TO DO: For each line of the data below that holds "image", copy the line.

(Saved data entries)

# # # # # # #

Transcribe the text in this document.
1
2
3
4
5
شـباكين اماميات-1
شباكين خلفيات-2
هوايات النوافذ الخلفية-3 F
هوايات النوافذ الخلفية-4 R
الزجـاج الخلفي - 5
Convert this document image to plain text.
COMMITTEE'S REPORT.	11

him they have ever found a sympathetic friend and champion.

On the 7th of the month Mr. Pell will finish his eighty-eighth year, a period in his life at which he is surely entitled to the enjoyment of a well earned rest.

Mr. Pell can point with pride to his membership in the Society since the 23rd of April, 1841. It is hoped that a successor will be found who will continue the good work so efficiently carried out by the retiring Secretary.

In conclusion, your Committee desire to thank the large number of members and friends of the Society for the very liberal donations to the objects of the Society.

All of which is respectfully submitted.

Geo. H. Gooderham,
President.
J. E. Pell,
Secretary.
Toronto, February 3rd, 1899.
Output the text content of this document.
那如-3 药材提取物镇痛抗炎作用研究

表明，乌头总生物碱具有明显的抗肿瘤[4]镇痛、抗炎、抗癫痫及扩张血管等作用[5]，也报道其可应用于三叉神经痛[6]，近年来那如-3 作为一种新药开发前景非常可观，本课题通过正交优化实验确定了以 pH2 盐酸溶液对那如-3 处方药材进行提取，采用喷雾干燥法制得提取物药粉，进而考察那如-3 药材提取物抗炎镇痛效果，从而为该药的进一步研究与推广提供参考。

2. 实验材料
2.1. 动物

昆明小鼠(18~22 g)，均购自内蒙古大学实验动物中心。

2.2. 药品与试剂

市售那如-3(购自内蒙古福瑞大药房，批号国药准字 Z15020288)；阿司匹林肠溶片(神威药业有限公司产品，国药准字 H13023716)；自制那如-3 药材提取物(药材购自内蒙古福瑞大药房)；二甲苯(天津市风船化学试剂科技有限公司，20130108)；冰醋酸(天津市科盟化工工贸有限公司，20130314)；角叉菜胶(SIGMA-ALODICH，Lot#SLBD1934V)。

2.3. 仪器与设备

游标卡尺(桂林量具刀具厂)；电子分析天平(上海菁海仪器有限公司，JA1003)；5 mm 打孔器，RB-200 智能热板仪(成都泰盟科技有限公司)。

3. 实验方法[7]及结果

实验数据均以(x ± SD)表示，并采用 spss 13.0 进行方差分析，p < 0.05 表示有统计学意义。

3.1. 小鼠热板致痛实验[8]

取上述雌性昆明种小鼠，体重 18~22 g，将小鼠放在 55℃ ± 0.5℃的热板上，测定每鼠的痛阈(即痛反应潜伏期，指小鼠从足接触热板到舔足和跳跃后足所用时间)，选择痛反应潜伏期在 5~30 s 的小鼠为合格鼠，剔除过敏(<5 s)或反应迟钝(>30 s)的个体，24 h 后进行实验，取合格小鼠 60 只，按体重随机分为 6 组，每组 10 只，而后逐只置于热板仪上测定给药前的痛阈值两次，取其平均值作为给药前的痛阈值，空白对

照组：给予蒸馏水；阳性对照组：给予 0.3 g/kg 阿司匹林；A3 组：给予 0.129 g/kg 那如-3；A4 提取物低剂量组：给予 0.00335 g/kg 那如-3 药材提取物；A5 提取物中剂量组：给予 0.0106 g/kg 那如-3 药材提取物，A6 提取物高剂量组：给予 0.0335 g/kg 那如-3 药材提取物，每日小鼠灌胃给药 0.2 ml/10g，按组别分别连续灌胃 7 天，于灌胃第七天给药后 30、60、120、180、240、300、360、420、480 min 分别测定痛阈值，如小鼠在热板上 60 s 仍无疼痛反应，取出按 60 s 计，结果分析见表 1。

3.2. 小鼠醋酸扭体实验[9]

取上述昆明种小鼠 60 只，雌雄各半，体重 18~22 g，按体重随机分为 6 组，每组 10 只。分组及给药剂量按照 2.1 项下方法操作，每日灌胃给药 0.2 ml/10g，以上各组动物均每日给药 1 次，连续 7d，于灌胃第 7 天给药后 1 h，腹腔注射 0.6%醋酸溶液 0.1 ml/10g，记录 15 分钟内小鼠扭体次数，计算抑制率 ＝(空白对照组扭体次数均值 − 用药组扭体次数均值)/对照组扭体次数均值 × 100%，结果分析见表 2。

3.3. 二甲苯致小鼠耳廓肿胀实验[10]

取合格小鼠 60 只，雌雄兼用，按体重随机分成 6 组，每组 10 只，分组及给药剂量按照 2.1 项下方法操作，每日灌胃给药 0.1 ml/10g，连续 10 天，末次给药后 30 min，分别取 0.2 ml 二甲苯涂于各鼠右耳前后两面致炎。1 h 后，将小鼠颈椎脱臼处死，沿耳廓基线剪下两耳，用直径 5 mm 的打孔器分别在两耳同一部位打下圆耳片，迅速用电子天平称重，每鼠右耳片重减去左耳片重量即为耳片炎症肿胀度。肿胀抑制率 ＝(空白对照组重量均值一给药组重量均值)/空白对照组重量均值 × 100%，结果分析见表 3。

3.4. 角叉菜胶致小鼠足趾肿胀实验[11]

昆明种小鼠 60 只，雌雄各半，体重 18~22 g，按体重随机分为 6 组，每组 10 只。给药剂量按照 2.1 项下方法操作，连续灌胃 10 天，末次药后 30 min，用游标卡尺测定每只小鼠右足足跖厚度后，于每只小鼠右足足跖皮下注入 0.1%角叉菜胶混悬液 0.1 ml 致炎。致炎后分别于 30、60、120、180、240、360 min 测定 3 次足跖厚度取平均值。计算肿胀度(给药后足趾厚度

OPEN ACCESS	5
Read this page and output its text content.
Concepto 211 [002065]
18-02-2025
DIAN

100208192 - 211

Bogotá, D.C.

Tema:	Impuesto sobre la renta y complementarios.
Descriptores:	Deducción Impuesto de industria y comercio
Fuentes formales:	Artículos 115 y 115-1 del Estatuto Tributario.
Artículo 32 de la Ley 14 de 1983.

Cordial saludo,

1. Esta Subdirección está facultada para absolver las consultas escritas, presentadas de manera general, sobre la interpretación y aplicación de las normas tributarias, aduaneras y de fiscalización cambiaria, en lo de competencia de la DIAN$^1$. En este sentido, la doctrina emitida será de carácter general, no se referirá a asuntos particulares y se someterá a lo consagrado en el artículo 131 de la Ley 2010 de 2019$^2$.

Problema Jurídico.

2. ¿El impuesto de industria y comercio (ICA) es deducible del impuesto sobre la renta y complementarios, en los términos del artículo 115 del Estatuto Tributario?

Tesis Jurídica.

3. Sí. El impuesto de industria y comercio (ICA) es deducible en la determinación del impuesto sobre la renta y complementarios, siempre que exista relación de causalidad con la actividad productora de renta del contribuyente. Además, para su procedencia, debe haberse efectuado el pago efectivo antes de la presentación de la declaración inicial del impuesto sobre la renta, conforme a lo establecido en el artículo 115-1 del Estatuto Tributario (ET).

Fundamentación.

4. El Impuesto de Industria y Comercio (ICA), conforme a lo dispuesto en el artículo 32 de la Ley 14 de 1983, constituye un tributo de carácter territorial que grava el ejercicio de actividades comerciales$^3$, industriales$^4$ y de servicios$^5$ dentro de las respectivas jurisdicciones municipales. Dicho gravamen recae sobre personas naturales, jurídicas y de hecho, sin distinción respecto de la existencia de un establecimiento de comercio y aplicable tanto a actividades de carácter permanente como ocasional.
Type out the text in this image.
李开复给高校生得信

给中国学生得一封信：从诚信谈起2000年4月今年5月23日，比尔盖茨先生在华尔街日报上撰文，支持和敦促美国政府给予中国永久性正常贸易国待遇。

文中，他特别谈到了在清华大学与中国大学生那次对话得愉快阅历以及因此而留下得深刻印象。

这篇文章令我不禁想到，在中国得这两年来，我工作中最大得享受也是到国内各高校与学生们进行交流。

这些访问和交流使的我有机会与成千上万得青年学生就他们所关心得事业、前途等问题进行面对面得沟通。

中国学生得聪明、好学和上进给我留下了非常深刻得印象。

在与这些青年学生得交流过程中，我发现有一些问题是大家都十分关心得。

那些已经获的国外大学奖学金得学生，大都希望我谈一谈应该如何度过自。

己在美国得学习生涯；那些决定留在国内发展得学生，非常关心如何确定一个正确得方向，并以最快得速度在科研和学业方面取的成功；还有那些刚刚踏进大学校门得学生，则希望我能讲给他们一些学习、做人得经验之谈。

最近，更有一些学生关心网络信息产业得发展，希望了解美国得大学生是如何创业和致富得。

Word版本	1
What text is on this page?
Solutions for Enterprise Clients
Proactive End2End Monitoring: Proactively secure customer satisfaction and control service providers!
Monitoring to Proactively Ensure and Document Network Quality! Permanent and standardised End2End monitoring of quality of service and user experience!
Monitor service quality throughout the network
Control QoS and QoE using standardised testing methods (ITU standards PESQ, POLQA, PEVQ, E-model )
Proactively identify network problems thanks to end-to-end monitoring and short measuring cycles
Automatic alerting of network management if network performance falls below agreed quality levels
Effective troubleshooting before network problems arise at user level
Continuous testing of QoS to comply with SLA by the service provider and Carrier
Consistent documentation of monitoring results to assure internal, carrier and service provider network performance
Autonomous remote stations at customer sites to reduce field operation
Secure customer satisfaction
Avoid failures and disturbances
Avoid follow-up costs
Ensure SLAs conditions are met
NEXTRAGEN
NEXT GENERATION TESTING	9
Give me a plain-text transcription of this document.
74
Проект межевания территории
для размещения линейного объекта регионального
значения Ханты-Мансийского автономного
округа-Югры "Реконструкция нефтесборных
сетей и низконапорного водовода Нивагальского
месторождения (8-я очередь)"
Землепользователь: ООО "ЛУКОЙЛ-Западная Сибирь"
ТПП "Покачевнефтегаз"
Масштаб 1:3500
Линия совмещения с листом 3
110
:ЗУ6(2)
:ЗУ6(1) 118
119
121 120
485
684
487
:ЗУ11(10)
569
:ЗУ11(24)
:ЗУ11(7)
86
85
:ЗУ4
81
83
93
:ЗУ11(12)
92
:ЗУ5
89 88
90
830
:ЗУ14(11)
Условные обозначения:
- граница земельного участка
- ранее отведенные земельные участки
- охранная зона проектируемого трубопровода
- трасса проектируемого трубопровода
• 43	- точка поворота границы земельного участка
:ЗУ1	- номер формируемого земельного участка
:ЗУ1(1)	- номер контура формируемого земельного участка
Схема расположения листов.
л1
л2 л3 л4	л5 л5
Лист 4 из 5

# # # # # # #

COMPLETE OUTPUT:
Convert this document image to plain text.
Type out the text in this image.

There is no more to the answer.